Locate and copy each line in the data that contains the word "印度果阿".

= = = = = = =

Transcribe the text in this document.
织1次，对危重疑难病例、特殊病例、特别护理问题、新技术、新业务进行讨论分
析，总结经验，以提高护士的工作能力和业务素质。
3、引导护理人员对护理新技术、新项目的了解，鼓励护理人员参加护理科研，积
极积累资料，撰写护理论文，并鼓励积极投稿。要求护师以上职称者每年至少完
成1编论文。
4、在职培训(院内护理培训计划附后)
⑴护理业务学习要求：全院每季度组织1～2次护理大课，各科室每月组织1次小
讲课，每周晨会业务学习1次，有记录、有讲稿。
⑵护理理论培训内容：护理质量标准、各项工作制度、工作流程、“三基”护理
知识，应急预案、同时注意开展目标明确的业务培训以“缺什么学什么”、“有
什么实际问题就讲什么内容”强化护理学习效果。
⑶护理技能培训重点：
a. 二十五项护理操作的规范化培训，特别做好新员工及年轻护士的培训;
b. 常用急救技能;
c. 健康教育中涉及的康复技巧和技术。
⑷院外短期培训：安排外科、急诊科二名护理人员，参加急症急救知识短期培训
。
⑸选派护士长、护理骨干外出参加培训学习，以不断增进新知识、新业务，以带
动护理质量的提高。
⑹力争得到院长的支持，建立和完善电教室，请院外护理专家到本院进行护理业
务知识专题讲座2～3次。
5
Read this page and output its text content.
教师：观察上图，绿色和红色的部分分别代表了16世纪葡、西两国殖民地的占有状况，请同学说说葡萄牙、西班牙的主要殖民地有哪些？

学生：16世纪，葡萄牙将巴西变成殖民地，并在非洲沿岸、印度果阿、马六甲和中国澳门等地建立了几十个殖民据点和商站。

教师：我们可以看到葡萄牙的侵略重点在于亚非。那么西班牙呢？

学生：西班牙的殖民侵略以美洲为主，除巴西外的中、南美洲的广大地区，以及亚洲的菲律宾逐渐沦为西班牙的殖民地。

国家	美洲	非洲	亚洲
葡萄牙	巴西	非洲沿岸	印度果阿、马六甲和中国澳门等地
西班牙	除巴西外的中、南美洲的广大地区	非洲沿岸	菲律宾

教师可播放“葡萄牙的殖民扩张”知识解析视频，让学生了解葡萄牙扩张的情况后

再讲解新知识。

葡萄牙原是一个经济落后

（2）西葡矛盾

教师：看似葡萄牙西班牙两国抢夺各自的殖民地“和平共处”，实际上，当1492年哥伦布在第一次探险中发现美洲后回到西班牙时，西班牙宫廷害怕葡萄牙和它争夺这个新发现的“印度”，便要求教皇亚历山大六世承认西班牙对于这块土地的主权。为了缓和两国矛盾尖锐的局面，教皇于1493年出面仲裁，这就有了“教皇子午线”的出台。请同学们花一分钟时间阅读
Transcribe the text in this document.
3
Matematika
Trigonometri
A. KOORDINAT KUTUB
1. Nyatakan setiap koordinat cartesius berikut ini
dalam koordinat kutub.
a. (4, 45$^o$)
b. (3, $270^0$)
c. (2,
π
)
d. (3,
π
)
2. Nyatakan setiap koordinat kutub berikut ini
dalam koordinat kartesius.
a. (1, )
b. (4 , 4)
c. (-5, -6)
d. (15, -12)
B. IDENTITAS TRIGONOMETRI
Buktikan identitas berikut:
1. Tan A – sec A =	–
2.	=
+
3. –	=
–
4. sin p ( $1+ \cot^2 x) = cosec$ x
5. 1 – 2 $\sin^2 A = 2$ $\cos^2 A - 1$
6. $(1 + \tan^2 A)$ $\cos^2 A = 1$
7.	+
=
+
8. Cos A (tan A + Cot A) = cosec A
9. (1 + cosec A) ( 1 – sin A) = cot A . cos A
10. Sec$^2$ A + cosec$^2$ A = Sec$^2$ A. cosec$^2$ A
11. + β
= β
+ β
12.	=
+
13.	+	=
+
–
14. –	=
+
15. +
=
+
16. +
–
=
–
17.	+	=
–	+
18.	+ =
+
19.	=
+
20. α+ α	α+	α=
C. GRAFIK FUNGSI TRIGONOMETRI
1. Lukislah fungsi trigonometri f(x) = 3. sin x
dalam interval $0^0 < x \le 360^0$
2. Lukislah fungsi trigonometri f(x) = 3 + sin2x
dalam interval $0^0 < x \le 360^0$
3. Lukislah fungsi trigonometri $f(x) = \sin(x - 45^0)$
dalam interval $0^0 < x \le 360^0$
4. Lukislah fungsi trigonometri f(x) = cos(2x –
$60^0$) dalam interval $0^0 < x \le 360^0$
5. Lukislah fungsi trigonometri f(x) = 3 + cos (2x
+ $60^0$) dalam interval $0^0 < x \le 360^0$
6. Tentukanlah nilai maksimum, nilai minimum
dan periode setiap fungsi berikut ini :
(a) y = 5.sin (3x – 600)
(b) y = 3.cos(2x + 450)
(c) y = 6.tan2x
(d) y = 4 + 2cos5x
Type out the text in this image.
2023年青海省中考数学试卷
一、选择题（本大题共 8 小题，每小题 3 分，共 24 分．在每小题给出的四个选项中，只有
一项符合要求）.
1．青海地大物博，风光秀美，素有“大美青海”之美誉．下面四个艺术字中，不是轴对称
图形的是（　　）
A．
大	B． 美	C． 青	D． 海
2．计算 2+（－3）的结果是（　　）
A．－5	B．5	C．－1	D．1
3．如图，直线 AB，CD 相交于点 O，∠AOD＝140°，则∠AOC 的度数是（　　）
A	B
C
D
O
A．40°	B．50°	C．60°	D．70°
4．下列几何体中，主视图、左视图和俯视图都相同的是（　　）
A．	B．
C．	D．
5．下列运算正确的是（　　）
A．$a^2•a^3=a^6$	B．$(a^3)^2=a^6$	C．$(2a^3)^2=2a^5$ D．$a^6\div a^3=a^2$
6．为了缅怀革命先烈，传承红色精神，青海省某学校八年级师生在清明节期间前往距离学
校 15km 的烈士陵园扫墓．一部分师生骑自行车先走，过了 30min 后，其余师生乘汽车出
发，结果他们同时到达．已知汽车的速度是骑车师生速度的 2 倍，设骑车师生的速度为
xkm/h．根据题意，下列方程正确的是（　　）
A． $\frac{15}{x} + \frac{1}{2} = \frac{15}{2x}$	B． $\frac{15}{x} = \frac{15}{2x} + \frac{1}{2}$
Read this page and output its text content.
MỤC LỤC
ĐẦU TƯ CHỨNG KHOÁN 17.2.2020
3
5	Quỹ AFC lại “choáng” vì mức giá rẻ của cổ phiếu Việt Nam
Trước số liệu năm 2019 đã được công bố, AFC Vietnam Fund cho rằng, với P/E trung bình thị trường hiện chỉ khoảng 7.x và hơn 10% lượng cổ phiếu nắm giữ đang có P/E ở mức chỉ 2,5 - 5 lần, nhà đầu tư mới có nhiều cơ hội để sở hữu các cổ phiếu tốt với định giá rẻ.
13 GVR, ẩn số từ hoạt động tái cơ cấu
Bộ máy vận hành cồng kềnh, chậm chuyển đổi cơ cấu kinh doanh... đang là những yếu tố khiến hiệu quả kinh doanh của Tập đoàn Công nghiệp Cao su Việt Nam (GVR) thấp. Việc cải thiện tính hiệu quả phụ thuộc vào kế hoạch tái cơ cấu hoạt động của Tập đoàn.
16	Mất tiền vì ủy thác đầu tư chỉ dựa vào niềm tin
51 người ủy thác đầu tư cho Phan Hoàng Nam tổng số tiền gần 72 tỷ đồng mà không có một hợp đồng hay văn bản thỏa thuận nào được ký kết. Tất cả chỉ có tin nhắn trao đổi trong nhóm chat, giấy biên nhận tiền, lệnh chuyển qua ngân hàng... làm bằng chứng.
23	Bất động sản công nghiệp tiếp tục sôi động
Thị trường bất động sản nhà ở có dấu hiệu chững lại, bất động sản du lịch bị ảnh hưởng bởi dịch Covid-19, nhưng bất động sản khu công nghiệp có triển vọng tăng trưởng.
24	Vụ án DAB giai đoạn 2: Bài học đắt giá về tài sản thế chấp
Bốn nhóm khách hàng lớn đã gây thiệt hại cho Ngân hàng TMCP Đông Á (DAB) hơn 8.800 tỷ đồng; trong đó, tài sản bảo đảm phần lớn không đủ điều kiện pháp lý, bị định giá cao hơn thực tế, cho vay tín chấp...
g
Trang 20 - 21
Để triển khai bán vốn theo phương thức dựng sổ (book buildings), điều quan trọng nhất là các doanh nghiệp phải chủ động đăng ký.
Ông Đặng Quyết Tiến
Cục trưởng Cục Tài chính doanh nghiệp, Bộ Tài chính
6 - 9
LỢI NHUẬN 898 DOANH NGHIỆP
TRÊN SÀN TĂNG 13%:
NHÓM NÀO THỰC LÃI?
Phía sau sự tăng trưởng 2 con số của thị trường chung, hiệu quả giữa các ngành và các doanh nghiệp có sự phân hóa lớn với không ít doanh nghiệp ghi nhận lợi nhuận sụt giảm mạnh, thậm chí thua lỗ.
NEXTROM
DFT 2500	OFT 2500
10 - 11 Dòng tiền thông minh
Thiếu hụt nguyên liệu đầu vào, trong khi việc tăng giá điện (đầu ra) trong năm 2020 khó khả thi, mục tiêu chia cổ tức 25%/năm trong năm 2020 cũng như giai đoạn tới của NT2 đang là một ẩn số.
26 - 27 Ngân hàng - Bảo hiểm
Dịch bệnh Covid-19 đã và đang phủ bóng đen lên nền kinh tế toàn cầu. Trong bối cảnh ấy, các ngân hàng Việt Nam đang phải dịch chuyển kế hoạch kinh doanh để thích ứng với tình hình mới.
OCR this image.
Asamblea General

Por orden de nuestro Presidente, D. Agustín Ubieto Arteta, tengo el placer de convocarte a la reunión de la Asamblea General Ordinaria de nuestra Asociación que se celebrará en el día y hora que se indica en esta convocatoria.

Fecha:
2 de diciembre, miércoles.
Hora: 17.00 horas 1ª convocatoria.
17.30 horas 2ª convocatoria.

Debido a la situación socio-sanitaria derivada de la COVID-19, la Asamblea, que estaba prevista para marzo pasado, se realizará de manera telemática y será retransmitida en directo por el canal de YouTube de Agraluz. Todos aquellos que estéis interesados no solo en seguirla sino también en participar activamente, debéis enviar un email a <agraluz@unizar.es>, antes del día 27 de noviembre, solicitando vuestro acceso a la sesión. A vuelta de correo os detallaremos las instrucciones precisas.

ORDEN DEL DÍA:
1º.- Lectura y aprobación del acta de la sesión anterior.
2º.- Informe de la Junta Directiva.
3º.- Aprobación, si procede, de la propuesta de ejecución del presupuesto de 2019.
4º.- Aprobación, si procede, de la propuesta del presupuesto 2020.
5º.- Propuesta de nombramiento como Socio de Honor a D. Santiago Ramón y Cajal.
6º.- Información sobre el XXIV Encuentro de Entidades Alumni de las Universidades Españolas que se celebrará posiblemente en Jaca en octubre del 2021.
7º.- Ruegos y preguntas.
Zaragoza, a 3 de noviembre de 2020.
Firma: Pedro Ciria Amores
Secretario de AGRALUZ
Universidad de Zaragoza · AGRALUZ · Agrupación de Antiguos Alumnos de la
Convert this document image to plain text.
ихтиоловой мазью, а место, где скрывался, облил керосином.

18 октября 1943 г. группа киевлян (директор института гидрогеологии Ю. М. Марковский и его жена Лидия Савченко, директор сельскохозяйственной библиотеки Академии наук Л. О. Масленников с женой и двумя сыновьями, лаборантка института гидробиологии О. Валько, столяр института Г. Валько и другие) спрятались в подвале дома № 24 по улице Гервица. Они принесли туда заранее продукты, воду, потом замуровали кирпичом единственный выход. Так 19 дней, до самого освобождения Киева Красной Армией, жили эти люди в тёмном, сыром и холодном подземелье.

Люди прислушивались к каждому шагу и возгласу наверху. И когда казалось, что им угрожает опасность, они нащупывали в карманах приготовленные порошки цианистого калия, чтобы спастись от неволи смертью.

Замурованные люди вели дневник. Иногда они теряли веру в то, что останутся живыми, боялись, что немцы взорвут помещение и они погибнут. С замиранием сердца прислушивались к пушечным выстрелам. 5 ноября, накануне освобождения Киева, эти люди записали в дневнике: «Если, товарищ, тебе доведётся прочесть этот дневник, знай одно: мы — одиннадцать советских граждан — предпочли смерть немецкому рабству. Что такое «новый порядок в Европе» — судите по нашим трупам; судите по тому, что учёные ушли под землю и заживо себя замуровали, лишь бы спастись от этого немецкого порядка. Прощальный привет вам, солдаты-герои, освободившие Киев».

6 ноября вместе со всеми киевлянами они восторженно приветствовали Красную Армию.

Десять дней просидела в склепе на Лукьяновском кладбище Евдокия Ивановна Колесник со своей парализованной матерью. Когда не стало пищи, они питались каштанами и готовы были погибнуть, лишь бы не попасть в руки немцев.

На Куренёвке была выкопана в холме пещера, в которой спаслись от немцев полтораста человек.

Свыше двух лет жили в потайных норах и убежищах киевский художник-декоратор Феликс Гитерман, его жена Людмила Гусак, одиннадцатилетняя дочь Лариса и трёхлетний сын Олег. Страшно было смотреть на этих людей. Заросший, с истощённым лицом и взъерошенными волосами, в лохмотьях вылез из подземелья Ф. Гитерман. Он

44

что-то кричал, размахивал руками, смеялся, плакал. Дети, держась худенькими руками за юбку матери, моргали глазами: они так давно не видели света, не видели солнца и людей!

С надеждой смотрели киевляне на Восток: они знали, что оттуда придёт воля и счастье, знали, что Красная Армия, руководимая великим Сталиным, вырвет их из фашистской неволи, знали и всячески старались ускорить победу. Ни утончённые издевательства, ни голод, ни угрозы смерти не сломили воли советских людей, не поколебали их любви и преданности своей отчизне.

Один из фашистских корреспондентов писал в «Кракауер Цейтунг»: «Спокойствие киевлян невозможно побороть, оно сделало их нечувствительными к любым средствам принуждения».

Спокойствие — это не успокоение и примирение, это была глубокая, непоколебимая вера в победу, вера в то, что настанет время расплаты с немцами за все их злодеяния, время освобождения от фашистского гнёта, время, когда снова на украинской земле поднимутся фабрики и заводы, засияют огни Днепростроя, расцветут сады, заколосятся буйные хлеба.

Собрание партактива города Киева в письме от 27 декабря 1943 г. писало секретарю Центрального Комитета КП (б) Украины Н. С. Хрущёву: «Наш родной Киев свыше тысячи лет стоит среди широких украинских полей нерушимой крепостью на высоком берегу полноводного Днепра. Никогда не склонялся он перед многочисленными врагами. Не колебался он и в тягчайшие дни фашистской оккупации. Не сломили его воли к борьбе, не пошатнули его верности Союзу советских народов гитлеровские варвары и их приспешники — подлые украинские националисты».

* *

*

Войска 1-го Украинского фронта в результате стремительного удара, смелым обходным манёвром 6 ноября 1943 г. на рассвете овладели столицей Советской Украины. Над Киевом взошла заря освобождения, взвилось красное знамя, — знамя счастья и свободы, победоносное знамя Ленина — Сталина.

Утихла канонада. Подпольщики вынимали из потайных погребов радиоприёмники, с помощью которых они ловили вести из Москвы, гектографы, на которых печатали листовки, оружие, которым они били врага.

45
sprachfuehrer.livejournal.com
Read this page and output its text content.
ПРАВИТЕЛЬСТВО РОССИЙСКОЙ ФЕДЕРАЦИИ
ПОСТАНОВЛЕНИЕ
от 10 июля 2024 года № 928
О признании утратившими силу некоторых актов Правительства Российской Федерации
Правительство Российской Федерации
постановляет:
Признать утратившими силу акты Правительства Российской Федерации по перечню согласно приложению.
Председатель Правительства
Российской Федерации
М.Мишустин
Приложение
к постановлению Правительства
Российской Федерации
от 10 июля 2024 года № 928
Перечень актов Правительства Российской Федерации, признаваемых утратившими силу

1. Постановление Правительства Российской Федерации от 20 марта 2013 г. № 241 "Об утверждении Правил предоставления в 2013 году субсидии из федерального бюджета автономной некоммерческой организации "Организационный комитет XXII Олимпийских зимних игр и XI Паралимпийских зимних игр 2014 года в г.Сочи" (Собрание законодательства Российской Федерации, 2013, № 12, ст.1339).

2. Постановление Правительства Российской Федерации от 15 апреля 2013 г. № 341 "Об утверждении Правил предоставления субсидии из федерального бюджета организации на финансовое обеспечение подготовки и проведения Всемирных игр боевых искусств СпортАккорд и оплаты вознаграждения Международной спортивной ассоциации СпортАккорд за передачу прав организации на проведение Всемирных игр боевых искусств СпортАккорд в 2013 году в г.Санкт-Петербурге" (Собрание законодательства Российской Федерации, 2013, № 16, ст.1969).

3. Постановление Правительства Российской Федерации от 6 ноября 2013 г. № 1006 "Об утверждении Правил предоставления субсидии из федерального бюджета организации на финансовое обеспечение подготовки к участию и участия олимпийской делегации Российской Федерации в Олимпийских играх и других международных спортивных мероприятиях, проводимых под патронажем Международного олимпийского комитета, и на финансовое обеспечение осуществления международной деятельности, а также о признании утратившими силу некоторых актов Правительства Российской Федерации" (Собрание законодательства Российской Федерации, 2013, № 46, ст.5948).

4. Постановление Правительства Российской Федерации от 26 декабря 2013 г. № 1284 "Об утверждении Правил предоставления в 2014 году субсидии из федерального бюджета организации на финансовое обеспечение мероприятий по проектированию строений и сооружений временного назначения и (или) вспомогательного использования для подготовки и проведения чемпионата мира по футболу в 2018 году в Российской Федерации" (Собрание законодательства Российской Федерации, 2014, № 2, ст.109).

= = = = = = =

* **Output for this exercise**:
学生：16世纪，葡萄牙将巴西变成殖民地，并在非洲沿岸、印度果阿、马六甲和中国澳门等地建立了几十个殖民据点和商站。
葡萄牙	巴西	非洲沿岸	印度果阿、马六甲和中国澳门等地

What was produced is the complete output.